* [Material to process]:
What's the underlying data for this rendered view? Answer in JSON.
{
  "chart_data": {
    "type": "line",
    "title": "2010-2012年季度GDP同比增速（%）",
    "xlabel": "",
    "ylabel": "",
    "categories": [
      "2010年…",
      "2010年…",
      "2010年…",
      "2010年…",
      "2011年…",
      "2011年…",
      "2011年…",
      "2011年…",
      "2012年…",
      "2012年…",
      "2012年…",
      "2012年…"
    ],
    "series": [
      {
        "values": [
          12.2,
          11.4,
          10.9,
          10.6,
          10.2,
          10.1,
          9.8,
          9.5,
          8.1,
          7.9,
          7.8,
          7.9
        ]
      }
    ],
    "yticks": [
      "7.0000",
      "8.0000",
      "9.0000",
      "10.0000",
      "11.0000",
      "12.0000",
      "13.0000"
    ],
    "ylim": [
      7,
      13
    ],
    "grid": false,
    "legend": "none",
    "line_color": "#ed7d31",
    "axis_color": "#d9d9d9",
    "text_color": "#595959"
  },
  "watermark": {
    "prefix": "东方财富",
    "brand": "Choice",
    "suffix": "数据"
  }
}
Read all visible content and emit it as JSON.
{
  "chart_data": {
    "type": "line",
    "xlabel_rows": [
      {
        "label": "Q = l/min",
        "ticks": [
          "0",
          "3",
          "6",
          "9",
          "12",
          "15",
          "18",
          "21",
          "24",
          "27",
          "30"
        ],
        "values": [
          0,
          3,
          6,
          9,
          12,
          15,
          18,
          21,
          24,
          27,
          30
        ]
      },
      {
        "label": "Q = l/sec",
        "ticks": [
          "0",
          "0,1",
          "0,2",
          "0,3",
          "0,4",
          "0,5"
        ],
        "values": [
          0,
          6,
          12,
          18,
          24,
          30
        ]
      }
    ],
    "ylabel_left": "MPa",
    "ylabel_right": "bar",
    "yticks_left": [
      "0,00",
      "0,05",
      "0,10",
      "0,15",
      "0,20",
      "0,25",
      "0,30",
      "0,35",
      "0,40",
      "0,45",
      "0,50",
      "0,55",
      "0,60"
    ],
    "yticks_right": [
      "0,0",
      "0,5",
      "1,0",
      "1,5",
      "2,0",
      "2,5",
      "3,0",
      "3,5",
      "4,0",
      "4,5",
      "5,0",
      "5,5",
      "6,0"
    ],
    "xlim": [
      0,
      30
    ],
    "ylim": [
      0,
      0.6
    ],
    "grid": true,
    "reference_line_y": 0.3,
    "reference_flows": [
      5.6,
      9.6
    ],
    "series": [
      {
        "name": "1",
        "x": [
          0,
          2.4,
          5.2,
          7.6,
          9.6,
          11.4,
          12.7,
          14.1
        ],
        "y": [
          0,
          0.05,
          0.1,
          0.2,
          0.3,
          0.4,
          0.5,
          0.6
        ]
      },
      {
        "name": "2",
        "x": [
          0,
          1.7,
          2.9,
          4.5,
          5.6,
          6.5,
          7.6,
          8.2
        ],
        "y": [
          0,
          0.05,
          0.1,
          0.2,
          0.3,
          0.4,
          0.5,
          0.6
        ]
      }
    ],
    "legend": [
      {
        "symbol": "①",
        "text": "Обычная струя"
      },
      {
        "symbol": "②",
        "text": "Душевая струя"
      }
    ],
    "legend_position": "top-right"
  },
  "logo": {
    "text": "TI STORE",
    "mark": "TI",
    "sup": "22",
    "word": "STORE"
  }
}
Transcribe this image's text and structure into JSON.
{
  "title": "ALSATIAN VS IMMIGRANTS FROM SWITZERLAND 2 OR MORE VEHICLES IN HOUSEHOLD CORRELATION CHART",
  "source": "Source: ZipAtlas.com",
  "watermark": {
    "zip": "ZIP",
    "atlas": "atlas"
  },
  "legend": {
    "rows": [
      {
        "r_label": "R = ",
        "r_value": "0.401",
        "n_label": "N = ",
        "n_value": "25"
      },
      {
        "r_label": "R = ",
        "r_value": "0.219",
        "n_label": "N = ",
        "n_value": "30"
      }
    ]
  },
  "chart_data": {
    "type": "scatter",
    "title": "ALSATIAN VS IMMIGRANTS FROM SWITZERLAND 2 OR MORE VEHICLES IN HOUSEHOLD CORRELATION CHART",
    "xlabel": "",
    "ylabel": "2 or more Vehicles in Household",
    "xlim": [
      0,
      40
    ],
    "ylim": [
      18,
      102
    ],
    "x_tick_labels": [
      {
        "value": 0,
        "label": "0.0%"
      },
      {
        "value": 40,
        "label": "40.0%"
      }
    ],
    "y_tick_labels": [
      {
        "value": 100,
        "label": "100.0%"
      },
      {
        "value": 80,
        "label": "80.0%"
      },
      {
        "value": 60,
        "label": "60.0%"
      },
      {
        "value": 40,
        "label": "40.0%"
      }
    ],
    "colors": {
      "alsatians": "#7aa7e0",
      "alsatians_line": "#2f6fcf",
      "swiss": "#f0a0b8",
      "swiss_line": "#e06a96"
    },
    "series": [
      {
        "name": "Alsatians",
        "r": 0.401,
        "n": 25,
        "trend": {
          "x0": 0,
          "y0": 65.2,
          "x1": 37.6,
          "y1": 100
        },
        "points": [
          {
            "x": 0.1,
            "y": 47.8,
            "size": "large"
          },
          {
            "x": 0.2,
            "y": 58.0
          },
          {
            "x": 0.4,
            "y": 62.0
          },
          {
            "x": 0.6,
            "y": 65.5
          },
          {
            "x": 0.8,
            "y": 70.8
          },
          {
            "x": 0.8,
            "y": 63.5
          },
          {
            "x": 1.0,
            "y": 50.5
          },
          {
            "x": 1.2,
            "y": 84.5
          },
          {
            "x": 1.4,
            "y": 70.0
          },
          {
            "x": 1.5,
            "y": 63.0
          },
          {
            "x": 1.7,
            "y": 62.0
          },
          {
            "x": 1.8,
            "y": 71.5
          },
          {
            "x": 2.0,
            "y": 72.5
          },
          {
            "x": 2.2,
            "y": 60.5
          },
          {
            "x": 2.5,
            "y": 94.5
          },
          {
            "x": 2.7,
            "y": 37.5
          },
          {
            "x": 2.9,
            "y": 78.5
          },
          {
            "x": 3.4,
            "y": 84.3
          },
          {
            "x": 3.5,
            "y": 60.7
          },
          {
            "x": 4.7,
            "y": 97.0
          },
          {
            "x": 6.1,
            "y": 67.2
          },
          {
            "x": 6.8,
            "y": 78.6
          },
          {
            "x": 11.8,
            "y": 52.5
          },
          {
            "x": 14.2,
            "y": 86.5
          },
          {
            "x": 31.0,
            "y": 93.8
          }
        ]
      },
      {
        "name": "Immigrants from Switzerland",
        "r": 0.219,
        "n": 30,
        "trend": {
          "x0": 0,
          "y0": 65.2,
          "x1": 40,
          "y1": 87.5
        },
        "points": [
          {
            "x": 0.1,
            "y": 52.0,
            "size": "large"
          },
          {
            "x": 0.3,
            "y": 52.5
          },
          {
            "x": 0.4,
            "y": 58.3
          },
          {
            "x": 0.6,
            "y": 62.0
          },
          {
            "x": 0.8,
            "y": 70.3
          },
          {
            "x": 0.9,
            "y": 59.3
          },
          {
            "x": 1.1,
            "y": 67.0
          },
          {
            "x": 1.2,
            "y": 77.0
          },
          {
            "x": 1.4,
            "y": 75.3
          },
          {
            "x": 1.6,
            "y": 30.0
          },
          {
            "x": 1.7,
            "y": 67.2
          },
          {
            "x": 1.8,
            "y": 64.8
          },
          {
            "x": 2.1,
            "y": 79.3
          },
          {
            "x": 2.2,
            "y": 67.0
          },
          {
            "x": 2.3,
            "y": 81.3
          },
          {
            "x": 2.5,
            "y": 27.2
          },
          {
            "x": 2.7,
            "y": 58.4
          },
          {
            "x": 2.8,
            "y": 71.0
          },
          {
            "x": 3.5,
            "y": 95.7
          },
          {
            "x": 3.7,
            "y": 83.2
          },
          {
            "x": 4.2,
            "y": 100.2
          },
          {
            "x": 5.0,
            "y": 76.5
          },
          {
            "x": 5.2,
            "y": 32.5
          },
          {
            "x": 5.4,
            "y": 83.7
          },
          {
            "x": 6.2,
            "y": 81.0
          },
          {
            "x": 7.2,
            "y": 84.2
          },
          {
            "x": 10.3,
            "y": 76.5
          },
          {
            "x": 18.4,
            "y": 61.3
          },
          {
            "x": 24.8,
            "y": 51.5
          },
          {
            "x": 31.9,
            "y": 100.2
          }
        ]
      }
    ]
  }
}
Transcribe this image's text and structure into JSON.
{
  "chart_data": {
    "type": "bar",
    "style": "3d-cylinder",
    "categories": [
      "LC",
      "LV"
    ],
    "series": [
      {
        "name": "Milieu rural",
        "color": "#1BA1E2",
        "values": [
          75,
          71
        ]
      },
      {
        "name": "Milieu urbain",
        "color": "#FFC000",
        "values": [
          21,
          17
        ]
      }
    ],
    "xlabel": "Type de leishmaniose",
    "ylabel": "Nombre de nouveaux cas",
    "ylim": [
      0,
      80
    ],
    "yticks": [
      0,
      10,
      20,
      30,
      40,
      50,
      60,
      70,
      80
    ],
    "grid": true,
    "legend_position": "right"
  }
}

* [Stated exercise]: Gather from the data above every line with the string "CORRELATION".

* [Solution to this problem]:
  "title": "ALSATIAN VS IMMIGRANTS FROM SWITZERLAND 2 OR MORE VEHICLES IN HOUSEHOLD CORRELATION CHART",
    "title": "ALSATIAN VS IMMIGRANTS FROM SWITZERLAND 2 OR MORE VEHICLES IN HOUSEHOLD CORRELATION CHART",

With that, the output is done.